# Baseball Game
> You're now a baseball game point recorder.
>
> Given a list of strings, each string can be one of the 4 following types:
>
> 1. `Integer`
>
> (one round's score): Directly represents the number of points you get in this round.
> 2. `"+"`
>
> (one round's score): Represents that the points you get in this round are the sum of the last two
>
> `valid`
>
> round's points.
> 3. `"D"`
>
> (one round's score): Represents that the points you get in this round are the doubled data of the last
>
> `valid`
>
> round's points.
> 4. `"C"`
>
> (an operation, which isn't a round's score): Represents the last
>
> `valid`
>
> round's points you get were invalid and should be removed.
>
> Each round's operation is permanent and could have an impact on the round before and the round after.
>
> You need to return the sum of the points you could get in all the rounds.
## Thoughts
要把上次或上两次存入的数拿出来,栈的一个常见应用。

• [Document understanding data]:
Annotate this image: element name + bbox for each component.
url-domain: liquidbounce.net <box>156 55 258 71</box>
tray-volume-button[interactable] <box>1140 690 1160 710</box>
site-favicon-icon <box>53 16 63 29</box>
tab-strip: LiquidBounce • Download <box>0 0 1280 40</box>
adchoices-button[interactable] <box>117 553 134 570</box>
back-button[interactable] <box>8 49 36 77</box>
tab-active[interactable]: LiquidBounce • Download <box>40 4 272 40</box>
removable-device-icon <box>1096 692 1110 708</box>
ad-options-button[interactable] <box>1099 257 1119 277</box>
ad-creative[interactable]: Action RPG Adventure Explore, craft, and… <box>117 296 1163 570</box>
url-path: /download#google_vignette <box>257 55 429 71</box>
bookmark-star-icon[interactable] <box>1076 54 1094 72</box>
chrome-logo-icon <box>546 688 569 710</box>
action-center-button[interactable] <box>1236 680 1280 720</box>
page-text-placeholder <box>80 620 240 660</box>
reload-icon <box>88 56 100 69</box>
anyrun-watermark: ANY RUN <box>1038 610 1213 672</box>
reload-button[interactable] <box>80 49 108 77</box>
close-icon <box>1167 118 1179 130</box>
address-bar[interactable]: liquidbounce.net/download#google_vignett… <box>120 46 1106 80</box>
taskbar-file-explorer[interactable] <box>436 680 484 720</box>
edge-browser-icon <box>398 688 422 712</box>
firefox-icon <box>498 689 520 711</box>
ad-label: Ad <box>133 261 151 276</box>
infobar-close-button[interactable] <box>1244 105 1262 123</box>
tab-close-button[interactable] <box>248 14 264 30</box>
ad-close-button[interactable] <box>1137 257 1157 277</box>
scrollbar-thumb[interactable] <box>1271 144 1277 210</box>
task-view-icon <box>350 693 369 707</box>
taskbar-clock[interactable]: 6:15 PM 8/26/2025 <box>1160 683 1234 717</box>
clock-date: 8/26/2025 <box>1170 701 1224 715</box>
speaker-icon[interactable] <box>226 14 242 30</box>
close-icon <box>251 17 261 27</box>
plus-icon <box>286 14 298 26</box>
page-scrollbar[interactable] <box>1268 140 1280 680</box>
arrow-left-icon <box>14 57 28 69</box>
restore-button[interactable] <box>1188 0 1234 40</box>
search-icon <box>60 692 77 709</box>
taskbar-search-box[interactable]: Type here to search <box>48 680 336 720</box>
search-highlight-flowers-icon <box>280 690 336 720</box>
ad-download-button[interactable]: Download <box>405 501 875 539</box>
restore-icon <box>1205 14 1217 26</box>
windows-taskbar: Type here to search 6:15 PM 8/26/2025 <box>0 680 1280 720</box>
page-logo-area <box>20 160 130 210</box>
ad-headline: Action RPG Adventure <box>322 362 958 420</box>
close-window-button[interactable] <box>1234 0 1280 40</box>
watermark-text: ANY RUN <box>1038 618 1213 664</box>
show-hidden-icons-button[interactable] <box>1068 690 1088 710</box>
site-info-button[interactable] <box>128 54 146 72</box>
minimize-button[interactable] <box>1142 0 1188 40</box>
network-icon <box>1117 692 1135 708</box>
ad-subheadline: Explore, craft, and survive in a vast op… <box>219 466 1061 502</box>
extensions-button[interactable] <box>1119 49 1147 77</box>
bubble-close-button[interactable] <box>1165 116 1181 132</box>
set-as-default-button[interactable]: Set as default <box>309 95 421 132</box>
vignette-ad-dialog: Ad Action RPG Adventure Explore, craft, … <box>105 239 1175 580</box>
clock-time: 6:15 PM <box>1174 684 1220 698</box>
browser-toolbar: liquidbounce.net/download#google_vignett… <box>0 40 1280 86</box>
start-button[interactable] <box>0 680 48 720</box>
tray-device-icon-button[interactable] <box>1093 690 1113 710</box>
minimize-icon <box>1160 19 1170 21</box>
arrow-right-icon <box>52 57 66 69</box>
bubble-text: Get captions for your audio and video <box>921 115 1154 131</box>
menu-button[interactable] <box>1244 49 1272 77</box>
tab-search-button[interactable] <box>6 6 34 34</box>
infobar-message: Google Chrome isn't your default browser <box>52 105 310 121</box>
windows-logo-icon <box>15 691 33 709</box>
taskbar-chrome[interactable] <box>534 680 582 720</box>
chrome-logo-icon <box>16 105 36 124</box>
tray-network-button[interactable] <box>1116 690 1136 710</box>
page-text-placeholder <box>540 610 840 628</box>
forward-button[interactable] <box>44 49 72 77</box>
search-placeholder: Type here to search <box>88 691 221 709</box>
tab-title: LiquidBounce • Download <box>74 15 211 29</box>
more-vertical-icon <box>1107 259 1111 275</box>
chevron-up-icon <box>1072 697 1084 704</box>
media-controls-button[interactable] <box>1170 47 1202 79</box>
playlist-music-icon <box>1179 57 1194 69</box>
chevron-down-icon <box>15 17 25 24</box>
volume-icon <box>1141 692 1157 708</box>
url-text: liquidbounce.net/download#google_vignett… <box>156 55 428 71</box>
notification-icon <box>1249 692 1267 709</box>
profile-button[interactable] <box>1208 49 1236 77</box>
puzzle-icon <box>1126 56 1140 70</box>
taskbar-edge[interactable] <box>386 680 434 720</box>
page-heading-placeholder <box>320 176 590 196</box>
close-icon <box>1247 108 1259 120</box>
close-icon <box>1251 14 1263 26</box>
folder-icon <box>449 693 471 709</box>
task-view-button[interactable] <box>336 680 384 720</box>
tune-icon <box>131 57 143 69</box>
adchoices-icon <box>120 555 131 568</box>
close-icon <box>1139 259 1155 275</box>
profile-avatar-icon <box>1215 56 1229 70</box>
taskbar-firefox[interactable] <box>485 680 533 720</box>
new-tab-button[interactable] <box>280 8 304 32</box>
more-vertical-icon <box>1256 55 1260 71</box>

• [Task to complete]: Continue the Baseball Game problem text above, picking up after its final line under "Thoughts".

• [Result of this task]:
## Code
```
class Solution {
private boolean isNum(String str) {
if (str.length() == 0) {
return false;
}
if ("-0123456789".contains("" + str.charAt(0))) {
return true;
}
return false;
}
public int calPoints(String[] ops) {
Stack scores = new Stack<>();
for (String str : ops) {
if (isNum(str)) {
scores.push(Integer.parseInt(str));
} else {
switch (str) {
case "C":
if (!scores.isEmpty()) {
scores.pop();
}
break;
case "D":
if (!scores.isEmpty()) {
scores.push(scores.peek() * 2);
}
break;
case "+":
if (scores.size() >= 2) {
int first = scores.pop();
int sec = scores.pop();
scores.push(sec);
scores.push(first);
scores.push(first + sec);
}
break;
default:
break;
}
}
}
int res = 0;
for (Integer num : scores) {
res += num;
}
return res;
}
}
```
## Analysis
做题耗时15min
时空复杂度O(n).